--- START ---

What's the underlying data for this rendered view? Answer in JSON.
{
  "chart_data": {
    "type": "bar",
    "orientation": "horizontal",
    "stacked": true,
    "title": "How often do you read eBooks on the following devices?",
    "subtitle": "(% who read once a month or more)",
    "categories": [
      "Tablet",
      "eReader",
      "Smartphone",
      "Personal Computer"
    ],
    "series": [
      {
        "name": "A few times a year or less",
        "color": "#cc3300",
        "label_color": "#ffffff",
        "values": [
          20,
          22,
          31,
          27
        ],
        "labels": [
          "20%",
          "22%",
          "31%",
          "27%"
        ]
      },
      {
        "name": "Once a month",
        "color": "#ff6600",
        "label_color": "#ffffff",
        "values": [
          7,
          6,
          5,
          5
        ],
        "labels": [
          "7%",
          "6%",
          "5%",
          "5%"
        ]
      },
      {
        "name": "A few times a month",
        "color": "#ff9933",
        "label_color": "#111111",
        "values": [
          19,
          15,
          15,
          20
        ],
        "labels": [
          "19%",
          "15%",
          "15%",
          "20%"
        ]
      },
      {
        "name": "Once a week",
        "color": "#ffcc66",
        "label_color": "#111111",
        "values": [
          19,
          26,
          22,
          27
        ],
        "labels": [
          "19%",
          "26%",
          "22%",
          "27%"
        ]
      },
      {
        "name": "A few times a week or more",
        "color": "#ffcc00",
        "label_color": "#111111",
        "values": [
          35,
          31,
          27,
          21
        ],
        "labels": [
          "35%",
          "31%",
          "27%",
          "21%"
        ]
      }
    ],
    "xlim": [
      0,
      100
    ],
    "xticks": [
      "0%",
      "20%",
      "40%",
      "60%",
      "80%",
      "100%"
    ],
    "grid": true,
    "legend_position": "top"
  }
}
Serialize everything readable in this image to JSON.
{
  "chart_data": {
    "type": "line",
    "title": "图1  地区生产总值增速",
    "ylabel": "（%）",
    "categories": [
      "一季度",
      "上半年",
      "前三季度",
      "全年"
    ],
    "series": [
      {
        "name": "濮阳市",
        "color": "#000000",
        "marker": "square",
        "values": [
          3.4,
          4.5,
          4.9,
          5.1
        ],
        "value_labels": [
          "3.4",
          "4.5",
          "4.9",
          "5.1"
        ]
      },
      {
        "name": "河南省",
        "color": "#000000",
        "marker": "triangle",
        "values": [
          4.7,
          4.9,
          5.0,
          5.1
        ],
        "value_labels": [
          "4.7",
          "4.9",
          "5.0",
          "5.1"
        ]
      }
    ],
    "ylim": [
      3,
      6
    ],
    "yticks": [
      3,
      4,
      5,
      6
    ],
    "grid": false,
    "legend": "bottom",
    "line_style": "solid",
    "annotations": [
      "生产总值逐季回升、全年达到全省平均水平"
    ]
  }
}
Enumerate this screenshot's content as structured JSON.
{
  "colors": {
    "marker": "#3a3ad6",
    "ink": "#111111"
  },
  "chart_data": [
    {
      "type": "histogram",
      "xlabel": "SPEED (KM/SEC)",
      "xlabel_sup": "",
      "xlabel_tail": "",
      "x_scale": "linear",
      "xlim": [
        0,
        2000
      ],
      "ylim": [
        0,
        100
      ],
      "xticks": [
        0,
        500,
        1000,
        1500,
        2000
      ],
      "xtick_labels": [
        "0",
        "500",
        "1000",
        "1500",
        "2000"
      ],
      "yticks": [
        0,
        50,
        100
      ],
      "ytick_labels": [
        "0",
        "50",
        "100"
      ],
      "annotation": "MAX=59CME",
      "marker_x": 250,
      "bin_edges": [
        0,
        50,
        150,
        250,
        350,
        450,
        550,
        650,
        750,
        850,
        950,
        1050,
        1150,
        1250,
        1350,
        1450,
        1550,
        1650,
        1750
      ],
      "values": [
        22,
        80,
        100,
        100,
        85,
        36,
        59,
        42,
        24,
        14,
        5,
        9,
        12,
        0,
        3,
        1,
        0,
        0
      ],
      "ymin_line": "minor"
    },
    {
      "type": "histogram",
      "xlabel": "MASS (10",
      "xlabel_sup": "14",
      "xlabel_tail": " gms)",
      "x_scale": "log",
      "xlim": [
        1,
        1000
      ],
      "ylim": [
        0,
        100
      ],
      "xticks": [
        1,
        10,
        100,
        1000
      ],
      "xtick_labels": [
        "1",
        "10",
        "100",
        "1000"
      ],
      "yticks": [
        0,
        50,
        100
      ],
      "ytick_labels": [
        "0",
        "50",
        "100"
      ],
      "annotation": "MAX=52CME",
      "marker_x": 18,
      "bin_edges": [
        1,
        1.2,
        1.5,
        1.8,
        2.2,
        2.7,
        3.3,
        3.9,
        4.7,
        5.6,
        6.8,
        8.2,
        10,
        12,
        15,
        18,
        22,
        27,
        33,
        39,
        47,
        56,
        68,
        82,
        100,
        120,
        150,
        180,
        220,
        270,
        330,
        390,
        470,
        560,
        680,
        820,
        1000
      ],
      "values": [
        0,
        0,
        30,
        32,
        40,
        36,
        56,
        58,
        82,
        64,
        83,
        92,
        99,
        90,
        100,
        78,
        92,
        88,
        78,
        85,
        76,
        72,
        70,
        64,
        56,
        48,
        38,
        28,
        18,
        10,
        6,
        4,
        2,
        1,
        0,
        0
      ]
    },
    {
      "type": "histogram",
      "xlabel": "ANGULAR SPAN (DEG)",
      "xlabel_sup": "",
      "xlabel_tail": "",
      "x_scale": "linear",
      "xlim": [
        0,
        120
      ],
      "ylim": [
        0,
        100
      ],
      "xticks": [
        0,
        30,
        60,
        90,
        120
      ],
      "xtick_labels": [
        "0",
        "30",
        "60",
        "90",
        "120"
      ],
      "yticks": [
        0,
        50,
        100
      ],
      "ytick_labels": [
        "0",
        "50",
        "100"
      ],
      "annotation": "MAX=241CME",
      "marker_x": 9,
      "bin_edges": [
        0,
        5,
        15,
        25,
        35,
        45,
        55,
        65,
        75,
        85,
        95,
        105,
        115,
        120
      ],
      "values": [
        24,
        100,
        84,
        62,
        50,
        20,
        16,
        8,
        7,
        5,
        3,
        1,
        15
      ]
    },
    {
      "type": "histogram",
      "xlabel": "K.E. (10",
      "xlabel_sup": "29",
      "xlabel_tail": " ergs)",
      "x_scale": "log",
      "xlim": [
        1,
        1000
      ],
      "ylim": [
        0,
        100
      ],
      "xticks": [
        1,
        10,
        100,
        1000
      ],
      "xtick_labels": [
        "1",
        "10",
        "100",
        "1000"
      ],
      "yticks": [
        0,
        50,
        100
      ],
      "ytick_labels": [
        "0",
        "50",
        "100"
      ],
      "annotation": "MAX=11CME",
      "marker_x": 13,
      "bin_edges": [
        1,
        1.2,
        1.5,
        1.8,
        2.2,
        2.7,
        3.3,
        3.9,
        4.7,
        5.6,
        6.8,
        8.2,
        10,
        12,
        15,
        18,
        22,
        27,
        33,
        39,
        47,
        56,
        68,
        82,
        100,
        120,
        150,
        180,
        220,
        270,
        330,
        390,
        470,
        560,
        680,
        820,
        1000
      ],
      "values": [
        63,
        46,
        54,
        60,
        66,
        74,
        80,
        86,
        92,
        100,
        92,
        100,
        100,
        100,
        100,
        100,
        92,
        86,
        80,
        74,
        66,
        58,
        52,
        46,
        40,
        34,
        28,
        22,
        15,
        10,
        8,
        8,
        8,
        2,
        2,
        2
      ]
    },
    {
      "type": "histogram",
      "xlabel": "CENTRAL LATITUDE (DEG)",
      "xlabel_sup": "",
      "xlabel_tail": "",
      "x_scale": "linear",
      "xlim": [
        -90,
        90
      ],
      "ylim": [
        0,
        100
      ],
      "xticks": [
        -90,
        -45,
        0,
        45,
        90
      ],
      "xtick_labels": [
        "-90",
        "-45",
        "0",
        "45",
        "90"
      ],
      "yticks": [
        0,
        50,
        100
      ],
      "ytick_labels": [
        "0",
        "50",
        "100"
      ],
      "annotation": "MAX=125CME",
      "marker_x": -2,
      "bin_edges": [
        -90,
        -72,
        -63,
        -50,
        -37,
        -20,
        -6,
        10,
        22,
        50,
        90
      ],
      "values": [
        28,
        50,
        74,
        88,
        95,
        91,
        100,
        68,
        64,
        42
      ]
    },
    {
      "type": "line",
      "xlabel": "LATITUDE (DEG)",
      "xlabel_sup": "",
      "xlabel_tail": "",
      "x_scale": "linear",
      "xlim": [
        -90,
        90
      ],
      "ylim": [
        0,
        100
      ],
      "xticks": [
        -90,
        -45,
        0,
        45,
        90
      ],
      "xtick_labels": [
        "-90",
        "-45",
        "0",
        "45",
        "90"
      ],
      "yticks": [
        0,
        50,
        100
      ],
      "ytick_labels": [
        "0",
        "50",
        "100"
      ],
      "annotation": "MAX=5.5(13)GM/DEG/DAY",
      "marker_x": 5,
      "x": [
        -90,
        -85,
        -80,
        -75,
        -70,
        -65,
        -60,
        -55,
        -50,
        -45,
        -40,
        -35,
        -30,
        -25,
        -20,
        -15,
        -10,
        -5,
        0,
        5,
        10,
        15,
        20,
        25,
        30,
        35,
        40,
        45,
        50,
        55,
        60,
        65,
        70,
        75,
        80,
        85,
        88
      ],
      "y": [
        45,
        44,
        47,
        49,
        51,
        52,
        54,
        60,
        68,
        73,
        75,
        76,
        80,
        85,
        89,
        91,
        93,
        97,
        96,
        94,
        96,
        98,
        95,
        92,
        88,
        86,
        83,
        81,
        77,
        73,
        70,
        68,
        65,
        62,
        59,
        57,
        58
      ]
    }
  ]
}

--- END ---

> **Work instructions**
Select every line in the records above that contains the word "this".

> **Exercise response**
What's the underlying data for this rendered view? Answer in JSON.
Serialize everything readable in this image to JSON.
Enumerate this screenshot's content as structured JSON.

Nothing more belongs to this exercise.